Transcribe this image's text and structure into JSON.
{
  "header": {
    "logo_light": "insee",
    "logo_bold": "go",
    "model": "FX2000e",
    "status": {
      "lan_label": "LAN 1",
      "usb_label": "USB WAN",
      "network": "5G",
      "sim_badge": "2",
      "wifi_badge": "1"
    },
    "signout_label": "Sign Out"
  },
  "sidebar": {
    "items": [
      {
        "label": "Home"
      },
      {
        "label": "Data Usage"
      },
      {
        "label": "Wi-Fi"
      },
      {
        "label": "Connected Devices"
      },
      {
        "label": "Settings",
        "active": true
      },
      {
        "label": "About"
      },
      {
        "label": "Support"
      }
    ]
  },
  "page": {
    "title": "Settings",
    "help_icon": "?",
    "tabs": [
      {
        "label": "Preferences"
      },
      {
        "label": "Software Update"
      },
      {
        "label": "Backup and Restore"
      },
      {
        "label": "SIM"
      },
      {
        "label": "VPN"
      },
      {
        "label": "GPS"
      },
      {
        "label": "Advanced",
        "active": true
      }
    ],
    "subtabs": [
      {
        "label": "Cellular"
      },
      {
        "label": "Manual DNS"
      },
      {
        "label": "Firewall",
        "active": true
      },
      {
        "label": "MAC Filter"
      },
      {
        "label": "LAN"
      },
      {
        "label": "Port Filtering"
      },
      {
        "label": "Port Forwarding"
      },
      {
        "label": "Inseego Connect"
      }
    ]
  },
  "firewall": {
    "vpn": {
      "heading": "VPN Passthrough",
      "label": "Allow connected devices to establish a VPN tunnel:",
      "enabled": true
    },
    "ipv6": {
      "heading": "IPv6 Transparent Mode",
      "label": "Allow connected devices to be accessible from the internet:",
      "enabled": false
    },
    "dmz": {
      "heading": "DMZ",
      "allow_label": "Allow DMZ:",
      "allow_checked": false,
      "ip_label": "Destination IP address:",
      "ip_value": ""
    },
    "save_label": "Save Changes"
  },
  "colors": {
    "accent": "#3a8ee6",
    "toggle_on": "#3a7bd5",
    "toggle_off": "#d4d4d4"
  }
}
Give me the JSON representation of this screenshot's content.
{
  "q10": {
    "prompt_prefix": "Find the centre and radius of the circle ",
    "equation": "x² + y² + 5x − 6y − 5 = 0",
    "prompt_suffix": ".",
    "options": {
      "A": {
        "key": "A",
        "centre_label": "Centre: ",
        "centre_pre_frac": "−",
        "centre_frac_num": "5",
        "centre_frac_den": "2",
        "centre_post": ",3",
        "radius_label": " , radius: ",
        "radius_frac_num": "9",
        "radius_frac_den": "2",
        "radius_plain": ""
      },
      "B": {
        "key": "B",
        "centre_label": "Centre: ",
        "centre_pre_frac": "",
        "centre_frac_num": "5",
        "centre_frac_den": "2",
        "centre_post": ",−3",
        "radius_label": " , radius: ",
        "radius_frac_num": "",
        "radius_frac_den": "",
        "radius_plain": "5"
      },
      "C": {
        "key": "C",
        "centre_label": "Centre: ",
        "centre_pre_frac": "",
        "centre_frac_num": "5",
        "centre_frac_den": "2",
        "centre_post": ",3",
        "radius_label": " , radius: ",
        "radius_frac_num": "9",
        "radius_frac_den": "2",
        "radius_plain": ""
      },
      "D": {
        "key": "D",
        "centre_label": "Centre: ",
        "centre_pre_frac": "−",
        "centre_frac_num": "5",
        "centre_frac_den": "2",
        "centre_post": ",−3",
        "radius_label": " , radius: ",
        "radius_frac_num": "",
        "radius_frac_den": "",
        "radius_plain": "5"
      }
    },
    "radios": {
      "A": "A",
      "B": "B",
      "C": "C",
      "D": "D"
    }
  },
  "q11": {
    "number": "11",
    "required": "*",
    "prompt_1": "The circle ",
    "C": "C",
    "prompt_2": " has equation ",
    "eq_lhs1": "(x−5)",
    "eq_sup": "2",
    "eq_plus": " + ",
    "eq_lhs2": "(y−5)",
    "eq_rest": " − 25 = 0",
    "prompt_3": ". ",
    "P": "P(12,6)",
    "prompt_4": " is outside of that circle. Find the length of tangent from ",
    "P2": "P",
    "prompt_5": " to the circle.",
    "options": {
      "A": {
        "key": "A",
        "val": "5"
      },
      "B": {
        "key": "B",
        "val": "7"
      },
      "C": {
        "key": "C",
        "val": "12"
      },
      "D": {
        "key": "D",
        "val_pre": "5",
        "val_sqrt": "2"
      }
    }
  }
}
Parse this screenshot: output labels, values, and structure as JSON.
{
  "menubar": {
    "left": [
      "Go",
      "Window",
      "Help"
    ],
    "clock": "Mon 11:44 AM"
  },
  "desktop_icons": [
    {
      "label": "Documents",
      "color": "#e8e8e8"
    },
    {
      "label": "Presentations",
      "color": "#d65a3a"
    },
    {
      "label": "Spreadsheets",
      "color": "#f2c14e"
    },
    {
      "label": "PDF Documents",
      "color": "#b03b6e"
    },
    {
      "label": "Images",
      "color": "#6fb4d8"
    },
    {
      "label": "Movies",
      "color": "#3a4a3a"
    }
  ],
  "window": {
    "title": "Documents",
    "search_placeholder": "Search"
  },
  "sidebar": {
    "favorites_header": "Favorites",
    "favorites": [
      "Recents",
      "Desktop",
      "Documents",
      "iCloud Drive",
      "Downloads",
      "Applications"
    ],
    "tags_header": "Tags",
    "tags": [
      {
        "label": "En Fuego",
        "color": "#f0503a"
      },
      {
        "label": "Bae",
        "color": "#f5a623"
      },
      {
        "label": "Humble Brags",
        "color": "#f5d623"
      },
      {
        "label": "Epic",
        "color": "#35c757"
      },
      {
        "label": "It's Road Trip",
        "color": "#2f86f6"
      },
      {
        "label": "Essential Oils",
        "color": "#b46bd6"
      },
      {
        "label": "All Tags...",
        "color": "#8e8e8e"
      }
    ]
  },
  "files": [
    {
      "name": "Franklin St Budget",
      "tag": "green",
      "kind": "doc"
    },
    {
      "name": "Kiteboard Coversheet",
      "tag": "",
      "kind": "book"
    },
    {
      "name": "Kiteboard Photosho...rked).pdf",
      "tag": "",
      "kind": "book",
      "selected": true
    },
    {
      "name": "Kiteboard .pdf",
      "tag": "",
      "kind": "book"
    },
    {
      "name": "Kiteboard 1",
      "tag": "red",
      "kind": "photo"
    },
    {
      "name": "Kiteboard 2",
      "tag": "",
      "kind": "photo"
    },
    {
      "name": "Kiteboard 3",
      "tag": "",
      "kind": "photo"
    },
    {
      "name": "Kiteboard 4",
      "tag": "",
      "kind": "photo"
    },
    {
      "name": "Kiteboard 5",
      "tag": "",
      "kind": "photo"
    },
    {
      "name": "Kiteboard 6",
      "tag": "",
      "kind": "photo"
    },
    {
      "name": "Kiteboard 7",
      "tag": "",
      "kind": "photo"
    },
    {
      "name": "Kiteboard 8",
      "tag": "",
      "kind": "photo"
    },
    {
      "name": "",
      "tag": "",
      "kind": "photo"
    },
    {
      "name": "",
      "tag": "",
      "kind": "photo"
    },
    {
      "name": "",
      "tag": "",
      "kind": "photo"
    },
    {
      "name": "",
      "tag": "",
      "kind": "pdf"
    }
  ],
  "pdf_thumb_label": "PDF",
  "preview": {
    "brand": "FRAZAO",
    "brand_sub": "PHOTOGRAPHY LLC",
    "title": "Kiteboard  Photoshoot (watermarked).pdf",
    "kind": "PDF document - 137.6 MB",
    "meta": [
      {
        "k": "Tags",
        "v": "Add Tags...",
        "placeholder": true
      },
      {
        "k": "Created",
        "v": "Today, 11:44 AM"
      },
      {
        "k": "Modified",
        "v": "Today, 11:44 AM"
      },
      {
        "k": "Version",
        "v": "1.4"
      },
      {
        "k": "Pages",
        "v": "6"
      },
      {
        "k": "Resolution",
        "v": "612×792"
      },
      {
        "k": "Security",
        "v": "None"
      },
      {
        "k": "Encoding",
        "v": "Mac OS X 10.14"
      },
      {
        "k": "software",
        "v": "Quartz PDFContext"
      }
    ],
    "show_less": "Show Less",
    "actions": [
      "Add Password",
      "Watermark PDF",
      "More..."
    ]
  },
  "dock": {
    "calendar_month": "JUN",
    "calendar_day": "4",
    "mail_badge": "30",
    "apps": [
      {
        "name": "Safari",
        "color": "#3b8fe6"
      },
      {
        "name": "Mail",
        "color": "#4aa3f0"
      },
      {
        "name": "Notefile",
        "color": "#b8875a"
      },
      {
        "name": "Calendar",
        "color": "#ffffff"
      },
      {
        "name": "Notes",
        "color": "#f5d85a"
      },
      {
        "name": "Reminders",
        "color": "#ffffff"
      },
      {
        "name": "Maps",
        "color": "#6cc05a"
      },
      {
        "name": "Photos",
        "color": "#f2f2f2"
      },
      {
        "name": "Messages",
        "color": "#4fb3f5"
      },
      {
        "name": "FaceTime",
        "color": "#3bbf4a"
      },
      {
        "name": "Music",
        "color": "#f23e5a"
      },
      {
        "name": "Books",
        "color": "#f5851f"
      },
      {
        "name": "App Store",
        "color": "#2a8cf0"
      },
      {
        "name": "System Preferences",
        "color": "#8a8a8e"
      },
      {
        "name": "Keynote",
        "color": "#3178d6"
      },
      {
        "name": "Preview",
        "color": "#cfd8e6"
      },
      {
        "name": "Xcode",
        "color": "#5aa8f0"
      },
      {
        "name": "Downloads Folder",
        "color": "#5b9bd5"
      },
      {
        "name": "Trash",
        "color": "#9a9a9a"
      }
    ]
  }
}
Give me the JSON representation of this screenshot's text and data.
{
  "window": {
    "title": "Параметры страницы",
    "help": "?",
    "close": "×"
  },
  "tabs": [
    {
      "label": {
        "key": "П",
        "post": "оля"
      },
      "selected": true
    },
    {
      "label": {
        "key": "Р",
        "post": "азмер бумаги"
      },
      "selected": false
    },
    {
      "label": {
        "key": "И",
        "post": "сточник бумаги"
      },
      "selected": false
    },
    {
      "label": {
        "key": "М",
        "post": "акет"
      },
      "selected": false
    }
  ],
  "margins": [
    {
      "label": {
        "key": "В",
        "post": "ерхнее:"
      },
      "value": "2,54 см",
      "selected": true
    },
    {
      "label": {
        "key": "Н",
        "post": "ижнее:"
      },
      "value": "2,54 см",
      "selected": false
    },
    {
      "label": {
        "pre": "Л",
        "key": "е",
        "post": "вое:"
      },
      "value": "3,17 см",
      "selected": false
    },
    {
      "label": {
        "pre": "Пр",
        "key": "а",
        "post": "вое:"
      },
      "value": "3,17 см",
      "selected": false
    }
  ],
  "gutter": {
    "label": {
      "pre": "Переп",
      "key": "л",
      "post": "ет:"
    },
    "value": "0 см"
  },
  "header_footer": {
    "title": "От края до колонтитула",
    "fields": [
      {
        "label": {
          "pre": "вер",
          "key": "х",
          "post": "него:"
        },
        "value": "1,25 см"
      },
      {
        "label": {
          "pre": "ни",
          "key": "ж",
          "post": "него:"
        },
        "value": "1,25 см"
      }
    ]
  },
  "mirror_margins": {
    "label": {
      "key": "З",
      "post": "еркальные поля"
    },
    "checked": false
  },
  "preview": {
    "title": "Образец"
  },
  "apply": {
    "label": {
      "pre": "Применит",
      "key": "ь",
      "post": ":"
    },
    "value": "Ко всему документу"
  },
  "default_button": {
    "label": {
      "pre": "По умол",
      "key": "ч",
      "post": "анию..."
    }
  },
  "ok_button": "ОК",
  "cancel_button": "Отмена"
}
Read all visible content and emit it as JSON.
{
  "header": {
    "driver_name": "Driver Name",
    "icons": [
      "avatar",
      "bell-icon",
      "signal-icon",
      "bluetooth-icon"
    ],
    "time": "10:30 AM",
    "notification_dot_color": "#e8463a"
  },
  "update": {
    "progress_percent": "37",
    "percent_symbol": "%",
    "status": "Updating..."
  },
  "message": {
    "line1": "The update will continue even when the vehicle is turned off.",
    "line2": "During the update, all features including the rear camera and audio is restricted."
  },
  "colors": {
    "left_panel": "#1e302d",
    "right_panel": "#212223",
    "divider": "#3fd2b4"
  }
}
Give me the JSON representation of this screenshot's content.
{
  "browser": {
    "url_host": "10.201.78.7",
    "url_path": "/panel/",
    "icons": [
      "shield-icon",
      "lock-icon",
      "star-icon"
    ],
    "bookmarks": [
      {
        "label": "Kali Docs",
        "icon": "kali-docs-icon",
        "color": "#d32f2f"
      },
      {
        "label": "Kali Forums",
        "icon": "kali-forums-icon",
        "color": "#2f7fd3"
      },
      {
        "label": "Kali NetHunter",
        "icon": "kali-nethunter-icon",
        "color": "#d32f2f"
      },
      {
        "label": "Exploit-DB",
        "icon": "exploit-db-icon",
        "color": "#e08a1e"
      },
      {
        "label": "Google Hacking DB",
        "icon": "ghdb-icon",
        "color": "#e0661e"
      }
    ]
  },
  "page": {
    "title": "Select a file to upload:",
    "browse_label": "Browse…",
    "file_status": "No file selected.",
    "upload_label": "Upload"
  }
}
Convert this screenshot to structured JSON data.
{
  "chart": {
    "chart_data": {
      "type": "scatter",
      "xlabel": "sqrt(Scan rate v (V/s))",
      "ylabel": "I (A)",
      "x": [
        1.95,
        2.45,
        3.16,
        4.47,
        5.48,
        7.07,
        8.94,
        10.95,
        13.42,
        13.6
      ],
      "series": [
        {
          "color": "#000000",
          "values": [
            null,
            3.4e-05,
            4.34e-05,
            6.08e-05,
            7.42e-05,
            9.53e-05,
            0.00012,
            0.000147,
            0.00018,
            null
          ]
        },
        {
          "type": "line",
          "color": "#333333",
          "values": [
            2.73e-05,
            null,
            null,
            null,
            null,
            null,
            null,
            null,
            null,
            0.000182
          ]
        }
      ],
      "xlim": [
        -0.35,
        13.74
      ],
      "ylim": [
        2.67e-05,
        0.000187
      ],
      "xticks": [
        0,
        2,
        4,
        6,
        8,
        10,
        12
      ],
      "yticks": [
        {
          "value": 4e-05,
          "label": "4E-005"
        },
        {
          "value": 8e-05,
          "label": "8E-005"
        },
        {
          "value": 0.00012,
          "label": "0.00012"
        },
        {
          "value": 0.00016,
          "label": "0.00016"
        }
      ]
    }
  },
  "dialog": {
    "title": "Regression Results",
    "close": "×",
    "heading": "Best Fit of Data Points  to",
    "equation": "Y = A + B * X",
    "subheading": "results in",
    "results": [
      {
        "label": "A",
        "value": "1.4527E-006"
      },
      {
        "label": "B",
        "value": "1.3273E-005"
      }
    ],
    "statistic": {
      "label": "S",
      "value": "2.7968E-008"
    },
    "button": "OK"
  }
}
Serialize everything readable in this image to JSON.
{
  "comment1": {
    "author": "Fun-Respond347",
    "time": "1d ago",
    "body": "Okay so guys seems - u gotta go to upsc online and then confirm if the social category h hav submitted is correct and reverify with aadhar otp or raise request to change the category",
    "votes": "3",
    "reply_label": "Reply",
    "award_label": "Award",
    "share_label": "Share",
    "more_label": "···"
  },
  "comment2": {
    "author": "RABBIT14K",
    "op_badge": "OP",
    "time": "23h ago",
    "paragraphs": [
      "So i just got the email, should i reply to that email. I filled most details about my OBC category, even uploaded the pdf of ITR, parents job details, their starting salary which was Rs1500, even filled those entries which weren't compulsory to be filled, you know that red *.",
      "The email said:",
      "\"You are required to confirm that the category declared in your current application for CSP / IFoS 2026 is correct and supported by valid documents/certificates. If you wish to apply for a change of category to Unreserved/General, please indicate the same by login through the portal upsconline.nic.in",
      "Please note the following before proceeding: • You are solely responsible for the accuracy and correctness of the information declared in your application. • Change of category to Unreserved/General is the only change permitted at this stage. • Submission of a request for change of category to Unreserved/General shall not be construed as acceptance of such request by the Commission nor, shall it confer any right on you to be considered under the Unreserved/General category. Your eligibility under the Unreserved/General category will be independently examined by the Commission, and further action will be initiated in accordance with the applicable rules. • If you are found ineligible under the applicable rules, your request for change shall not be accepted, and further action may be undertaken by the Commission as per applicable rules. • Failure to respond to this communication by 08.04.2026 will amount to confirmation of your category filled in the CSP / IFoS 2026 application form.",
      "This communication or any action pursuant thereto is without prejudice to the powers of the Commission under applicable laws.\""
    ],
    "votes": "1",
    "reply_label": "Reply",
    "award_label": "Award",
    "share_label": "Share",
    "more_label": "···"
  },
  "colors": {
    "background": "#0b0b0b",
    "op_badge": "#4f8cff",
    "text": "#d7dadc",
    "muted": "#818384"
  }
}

## STATED GOAL:
Select every line of the records holding the string "Preferences".

## THE RESPONSE:
        "label": "Preferences"
        "name": "System Preferences",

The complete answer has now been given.